──────── DATASET RECORDS ────────

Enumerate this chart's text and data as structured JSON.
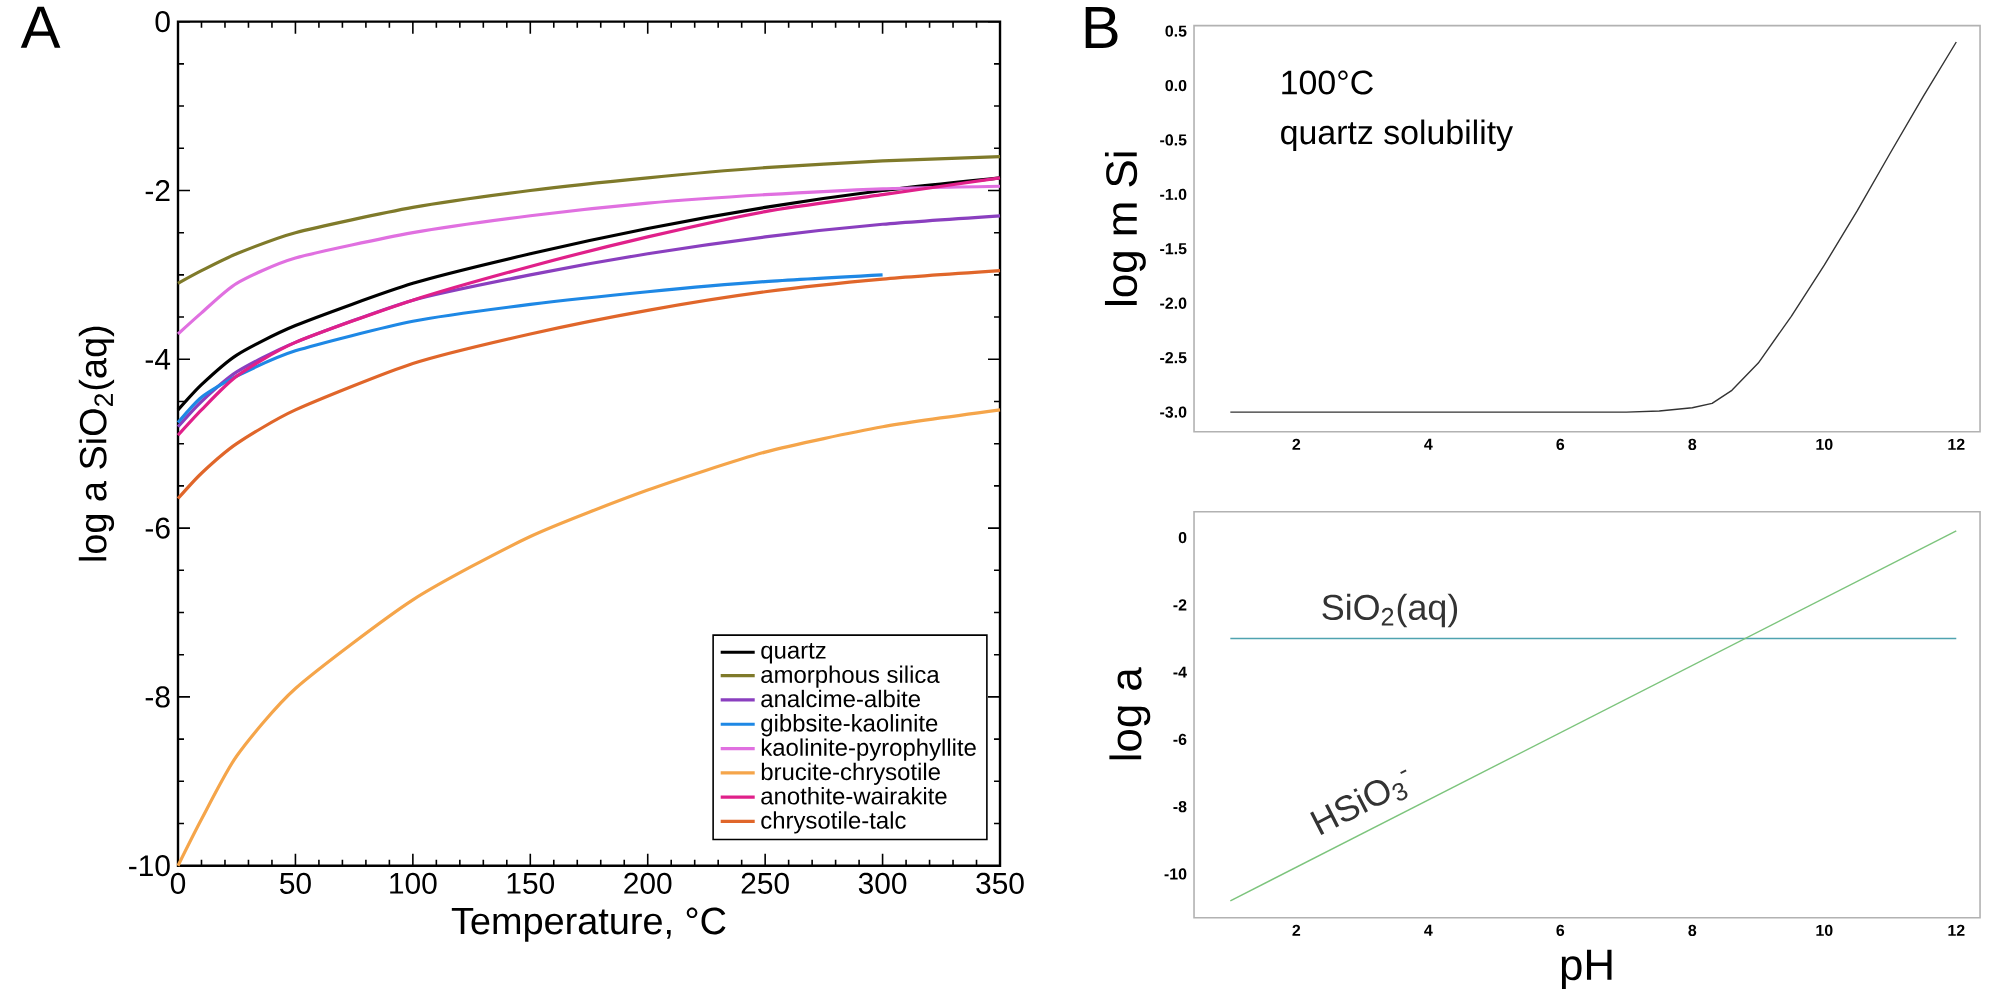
{
  "chart_data": [
    {
      "type": "line",
      "title": "A",
      "xlabel": "Temperature, °C",
      "ylabel": "log a SiO$_{2}$(aq)",
      "legend": "bottom right",
      "x": [
        0,
        10,
        25,
        50,
        100,
        150,
        200,
        250,
        300,
        350
      ],
      "xlim": [
        0,
        350
      ],
      "ylim": [
        -10,
        0
      ],
      "xticks": [
        0,
        50,
        100,
        150,
        200,
        250,
        300,
        350
      ],
      "yticks": [
        -10,
        -8,
        -6,
        -4,
        -2,
        0
      ],
      "series": [
        {
          "name": "quartz",
          "color": "#000000",
          "values": [
            -4.6,
            -4.3,
            -3.95,
            -3.6,
            -3.1,
            -2.75,
            -2.45,
            -2.2,
            -2.0,
            -1.85
          ]
        },
        {
          "name": "amorphous silica",
          "color": "#7f7a2a",
          "values": [
            -3.1,
            -2.95,
            -2.75,
            -2.5,
            -2.2,
            -2.0,
            -1.85,
            -1.73,
            -1.65,
            -1.6
          ]
        },
        {
          "name": "analcime-albite",
          "color": "#8a3fbf",
          "values": [
            -4.8,
            -4.5,
            -4.15,
            -3.8,
            -3.3,
            -3.0,
            -2.75,
            -2.55,
            -2.4,
            -2.3
          ]
        },
        {
          "name": "gibbsite-kaolinite",
          "color": "#1e88e5",
          "values": [
            -4.75,
            -4.45,
            -4.2,
            -3.9,
            -3.55,
            -3.35,
            -3.2,
            -3.08,
            -3.0,
            null
          ]
        },
        {
          "name": "kaolinite-pyrophyllite",
          "color": "#e070e0",
          "values": [
            -3.7,
            -3.45,
            -3.1,
            -2.8,
            -2.5,
            -2.3,
            -2.15,
            -2.05,
            -1.98,
            -1.95
          ]
        },
        {
          "name": "brucite-chrysotile",
          "color": "#f5a54a",
          "values": [
            -10,
            -9.45,
            -8.7,
            -7.9,
            -6.85,
            -6.1,
            -5.55,
            -5.1,
            -4.8,
            -4.6
          ]
        },
        {
          "name": "anothite-wairakite",
          "color": "#e0208a",
          "values": [
            -4.9,
            -4.6,
            -4.2,
            -3.8,
            -3.3,
            -2.9,
            -2.55,
            -2.25,
            -2.05,
            -1.85
          ]
        },
        {
          "name": "chrysotile-talc",
          "color": "#e0662a",
          "values": [
            -5.65,
            -5.35,
            -5.0,
            -4.6,
            -4.05,
            -3.7,
            -3.42,
            -3.2,
            -3.05,
            -2.95
          ]
        }
      ]
    },
    {
      "type": "line",
      "title": "B",
      "ylabel": "log m Si",
      "annotations": [
        "100°C",
        "quartz solubility"
      ],
      "x": [
        1,
        2,
        3,
        4,
        5,
        6,
        7,
        7.5,
        8,
        8.3,
        8.6,
        9,
        9.5,
        10,
        10.5,
        11,
        11.5,
        12
      ],
      "xlim": [
        0.45,
        12.36
      ],
      "ylim": [
        -3.18,
        0.55
      ],
      "xticks": [
        2,
        4,
        6,
        8,
        10,
        12
      ],
      "yticks": [
        {
          "value": -3,
          "label": "-3.0"
        },
        -2.5,
        {
          "value": -2,
          "label": "-2.0"
        },
        -1.5,
        {
          "value": -1,
          "label": "-1.0"
        },
        -0.5,
        {
          "value": 0,
          "label": "0.0"
        },
        0.5
      ],
      "series": [
        {
          "color": "#333333",
          "values": [
            -3.0,
            -3.0,
            -3.0,
            -3.0,
            -3.0,
            -3.0,
            -3.0,
            -2.99,
            -2.96,
            -2.92,
            -2.8,
            -2.55,
            -2.12,
            -1.65,
            -1.15,
            -0.62,
            -0.1,
            0.4
          ]
        }
      ]
    },
    {
      "type": "line",
      "xlabel": "pH",
      "ylabel": "log a",
      "x": [
        1,
        12
      ],
      "xlim": [
        0.45,
        12.36
      ],
      "ylim": [
        -11.3,
        0.77
      ],
      "xticks": [
        2,
        4,
        6,
        8,
        10,
        12
      ],
      "yticks": [
        -10,
        -8,
        -6,
        -4,
        -2,
        0
      ],
      "series": [
        {
          "name": "SiO$_{2}$(aq)",
          "color": "#4fa3b0",
          "values": [
            -3,
            -3
          ]
        },
        {
          "name": "HSiO$_{3}$$^{-}$",
          "color": "#7cc47c",
          "values": [
            -10.8,
            0.2
          ]
        }
      ]
    }
  ]
}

────────

- _WHAT NEEDS TO BE DONE_
Without including the pictures, return each record above exactly as it stands.

- _TASK RESULT_
Enumerate this chart's text and data as structured JSON.
{
  "chart_data": [
    {
      "type": "line",
      "title": "A",
      "xlabel": "Temperature, °C",
      "ylabel": "log a SiO$_{2}$(aq)",
      "legend": "bottom right",
      "x": [
        0,
        10,
        25,
        50,
        100,
        150,
        200,
        250,
        300,
        350
      ],
      "xlim": [
        0,
        350
      ],
      "ylim": [
        -10,
        0
      ],
      "xticks": [
        0,
        50,
        100,
        150,
        200,
        250,
        300,
        350
      ],
      "yticks": [
        -10,
        -8,
        -6,
        -4,
        -2,
        0
      ],
      "series": [
        {
          "name": "quartz",
          "color": "#000000",
          "values": [
            -4.6,
            -4.3,
            -3.95,
            -3.6,
            -3.1,
            -2.75,
            -2.45,
            -2.2,
            -2.0,
            -1.85
          ]
        },
        {
          "name": "amorphous silica",
          "color": "#7f7a2a",
          "values": [
            -3.1,
            -2.95,
            -2.75,
            -2.5,
            -2.2,
            -2.0,
            -1.85,
            -1.73,
            -1.65,
            -1.6
          ]
        },
        {
          "name": "analcime-albite",
          "color": "#8a3fbf",
          "values": [
            -4.8,
            -4.5,
            -4.15,
            -3.8,
            -3.3,
            -3.0,
            -2.75,
            -2.55,
            -2.4,
            -2.3
          ]
        },
        {
          "name": "gibbsite-kaolinite",
          "color": "#1e88e5",
          "values": [
            -4.75,
            -4.45,
            -4.2,
            -3.9,
            -3.55,
            -3.35,
            -3.2,
            -3.08,
            -3.0,
            null
          ]
        },
        {
          "name": "kaolinite-pyrophyllite",
          "color": "#e070e0",
          "values": [
            -3.7,
            -3.45,
            -3.1,
            -2.8,
            -2.5,
            -2.3,
            -2.15,
            -2.05,
            -1.98,
            -1.95
          ]
        },
        {
          "name": "brucite-chrysotile",
          "color": "#f5a54a",
          "values": [
            -10,
            -9.45,
            -8.7,
            -7.9,
            -6.85,
            -6.1,
            -5.55,
            -5.1,
            -4.8,
            -4.6
          ]
        },
        {
          "name": "anothite-wairakite",
          "color": "#e0208a",
          "values": [
            -4.9,
            -4.6,
            -4.2,
            -3.8,
            -3.3,
            -2.9,
            -2.55,
            -2.25,
            -2.05,
            -1.85
          ]
        },
        {
          "name": "chrysotile-talc",
          "color": "#e0662a",
          "values": [
            -5.65,
            -5.35,
            -5.0,
            -4.6,
            -4.05,
            -3.7,
            -3.42,
            -3.2,
            -3.05,
            -2.95
          ]
        }
      ]
    },
    {
      "type": "line",
      "title": "B",
      "ylabel": "log m Si",
      "annotations": [
        "100°C",
        "quartz solubility"
      ],
      "x": [
        1,
        2,
        3,
        4,
        5,
        6,
        7,
        7.5,
        8,
        8.3,
        8.6,
        9,
        9.5,
        10,
        10.5,
        11,
        11.5,
        12
      ],
      "xlim": [
        0.45,
        12.36
      ],
      "ylim": [
        -3.18,
        0.55
      ],
      "xticks": [
        2,
        4,
        6,
        8,
        10,
        12
      ],
      "yticks": [
        {
          "value": -3,
          "label": "-3.0"
        },
        -2.5,
        {
          "value": -2,
          "label": "-2.0"
        },
        -1.5,
        {
          "value": -1,
          "label": "-1.0"
        },
        -0.5,
        {
          "value": 0,
          "label": "0.0"
        },
        0.5
      ],
      "series": [
        {
          "color": "#333333",
          "values": [
            -3.0,
            -3.0,
            -3.0,
            -3.0,
            -3.0,
            -3.0,
            -3.0,
            -2.99,
            -2.96,
            -2.92,
            -2.8,
            -2.55,
            -2.12,
            -1.65,
            -1.15,
            -0.62,
            -0.1,
            0.4
          ]
        }
      ]
    },
    {
      "type": "line",
      "xlabel": "pH",
      "ylabel": "log a",
      "x": [
        1,
        12
      ],
      "xlim": [
        0.45,
        12.36
      ],
      "ylim": [
        -11.3,
        0.77
      ],
      "xticks": [
        2,
        4,
        6,
        8,
        10,
        12
      ],
      "yticks": [
        -10,
        -8,
        -6,
        -4,
        -2,
        0
      ],
      "series": [
        {
          "name": "SiO$_{2}$(aq)",
          "color": "#4fa3b0",
          "values": [
            -3,
            -3
          ]
        },
        {
          "name": "HSiO$_{3}$$^{-}$",
          "color": "#7cc47c",
          "values": [
            -10.8,
            0.2
          ]
        }
      ]
    }
  ]
}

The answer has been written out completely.